▸ AVAILABLE RECORDS
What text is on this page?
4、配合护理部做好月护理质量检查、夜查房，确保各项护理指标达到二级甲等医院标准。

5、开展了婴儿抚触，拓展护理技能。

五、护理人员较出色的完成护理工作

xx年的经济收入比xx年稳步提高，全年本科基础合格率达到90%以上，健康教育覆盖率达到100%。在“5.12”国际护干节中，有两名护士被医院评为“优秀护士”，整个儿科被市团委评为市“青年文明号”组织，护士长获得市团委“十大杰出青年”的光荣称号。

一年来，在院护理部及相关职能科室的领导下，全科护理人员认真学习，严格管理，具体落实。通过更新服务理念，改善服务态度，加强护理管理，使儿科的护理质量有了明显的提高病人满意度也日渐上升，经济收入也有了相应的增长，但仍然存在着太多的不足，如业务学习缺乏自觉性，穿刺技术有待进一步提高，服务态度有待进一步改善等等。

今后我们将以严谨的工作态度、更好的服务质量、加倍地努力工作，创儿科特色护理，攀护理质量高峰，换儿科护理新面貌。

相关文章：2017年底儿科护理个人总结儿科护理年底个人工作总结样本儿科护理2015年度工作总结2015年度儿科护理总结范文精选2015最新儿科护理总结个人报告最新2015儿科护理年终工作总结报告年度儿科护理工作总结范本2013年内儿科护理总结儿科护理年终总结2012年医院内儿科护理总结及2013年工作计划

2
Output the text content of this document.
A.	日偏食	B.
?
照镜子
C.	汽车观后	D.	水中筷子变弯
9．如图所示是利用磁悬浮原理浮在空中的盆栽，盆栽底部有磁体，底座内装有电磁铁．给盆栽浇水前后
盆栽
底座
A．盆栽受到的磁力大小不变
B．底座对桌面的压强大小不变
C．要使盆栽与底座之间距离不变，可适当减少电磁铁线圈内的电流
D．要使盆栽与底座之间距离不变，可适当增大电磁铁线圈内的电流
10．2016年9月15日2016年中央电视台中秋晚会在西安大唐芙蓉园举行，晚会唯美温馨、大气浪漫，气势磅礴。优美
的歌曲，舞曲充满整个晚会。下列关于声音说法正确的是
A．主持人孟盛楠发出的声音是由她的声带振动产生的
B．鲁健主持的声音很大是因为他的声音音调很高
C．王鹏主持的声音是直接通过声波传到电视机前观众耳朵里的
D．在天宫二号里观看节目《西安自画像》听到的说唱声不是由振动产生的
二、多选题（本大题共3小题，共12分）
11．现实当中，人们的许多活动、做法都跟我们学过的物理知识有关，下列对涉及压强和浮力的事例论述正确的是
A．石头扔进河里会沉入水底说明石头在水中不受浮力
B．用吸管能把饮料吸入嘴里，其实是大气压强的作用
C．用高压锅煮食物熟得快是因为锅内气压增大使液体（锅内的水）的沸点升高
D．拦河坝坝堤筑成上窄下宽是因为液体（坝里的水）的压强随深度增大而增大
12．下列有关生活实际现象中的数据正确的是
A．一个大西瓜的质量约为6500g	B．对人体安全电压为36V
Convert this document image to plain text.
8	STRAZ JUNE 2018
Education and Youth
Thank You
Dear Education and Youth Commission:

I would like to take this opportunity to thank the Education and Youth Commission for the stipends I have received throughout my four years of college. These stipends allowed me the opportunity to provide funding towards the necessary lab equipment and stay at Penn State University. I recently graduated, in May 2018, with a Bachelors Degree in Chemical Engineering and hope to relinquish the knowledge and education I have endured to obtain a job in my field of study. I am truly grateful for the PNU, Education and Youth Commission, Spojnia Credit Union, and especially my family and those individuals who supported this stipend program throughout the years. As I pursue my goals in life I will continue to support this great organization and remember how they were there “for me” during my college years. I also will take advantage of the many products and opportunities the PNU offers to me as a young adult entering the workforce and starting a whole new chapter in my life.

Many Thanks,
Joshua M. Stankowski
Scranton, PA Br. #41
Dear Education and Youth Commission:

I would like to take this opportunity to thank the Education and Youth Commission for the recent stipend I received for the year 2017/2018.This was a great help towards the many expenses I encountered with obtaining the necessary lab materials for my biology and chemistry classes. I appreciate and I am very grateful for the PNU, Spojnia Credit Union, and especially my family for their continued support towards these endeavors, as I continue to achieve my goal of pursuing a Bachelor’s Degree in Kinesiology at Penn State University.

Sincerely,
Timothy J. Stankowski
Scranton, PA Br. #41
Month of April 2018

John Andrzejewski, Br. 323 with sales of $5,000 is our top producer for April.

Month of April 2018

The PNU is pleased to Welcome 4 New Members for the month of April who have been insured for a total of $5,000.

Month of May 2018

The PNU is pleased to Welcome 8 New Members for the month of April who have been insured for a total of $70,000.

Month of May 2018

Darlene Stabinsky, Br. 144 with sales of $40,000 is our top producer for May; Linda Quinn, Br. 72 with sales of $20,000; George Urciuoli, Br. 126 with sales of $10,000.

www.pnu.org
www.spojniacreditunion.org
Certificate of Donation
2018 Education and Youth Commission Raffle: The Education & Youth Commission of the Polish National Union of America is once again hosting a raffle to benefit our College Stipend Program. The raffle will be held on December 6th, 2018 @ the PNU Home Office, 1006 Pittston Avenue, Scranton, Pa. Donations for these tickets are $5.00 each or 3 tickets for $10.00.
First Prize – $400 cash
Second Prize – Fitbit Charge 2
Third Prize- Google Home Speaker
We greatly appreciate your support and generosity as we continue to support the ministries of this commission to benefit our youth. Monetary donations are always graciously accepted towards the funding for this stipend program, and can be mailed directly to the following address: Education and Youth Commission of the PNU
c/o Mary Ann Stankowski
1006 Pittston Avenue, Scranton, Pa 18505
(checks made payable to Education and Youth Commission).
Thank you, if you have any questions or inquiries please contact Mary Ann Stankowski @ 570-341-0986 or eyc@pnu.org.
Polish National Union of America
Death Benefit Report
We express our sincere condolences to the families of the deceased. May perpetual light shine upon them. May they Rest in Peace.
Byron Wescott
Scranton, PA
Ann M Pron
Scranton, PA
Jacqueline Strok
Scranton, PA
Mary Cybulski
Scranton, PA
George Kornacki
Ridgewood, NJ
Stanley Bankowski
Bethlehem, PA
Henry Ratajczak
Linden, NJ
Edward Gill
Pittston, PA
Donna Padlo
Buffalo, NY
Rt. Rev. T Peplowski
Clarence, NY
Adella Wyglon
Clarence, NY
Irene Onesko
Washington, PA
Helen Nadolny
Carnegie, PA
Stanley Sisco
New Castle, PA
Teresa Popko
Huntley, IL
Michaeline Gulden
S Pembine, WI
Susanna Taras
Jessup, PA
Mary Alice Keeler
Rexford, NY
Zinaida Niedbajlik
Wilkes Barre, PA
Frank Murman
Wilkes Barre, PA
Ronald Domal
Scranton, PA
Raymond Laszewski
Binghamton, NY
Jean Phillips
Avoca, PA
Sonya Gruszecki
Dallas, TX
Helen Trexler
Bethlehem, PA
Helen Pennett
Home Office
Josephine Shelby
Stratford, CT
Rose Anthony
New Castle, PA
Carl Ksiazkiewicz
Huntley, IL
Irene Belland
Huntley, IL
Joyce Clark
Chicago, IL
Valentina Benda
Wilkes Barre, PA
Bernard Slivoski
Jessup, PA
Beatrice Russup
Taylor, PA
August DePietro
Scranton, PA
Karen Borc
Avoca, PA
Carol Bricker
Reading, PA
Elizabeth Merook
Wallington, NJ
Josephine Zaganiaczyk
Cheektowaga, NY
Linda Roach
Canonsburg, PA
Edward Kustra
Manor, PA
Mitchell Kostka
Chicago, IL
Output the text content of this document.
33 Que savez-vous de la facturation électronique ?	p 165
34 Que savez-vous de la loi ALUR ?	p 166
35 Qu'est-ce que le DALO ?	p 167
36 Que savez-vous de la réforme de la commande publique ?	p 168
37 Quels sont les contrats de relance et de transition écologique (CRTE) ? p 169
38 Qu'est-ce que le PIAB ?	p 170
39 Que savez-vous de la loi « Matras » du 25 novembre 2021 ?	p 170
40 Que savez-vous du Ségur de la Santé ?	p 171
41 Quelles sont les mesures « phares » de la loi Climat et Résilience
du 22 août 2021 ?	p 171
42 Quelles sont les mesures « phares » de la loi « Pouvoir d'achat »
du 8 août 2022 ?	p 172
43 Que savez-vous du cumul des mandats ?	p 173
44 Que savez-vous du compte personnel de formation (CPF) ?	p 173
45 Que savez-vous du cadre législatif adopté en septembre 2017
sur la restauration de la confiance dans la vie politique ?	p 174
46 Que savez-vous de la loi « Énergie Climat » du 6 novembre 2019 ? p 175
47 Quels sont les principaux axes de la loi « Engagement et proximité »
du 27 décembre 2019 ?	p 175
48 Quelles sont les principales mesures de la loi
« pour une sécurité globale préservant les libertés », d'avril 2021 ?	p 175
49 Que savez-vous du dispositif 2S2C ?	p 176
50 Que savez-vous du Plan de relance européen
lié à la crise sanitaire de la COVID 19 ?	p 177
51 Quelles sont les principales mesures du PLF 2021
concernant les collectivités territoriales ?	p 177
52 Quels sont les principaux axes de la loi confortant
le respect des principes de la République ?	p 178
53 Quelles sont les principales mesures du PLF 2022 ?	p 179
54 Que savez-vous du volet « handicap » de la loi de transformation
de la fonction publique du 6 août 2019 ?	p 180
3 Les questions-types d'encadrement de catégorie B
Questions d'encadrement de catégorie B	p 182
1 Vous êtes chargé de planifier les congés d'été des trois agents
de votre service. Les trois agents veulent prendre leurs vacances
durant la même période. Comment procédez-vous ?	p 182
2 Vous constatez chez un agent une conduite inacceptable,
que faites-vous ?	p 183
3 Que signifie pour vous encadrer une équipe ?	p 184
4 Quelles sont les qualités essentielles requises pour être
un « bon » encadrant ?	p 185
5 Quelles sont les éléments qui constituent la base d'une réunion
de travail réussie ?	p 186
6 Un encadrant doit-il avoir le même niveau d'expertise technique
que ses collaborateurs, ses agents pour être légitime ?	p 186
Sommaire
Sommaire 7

▸ EXERCISE PROMPT
Extract each line holding the word "principales" from the records.

▸ FULL RESPONSE
48 Quelles sont les principales mesures de la loi
51 Quelles sont les principales mesures du PLF 2021
53 Quelles sont les principales mesures du PLF 2022 ?	p 179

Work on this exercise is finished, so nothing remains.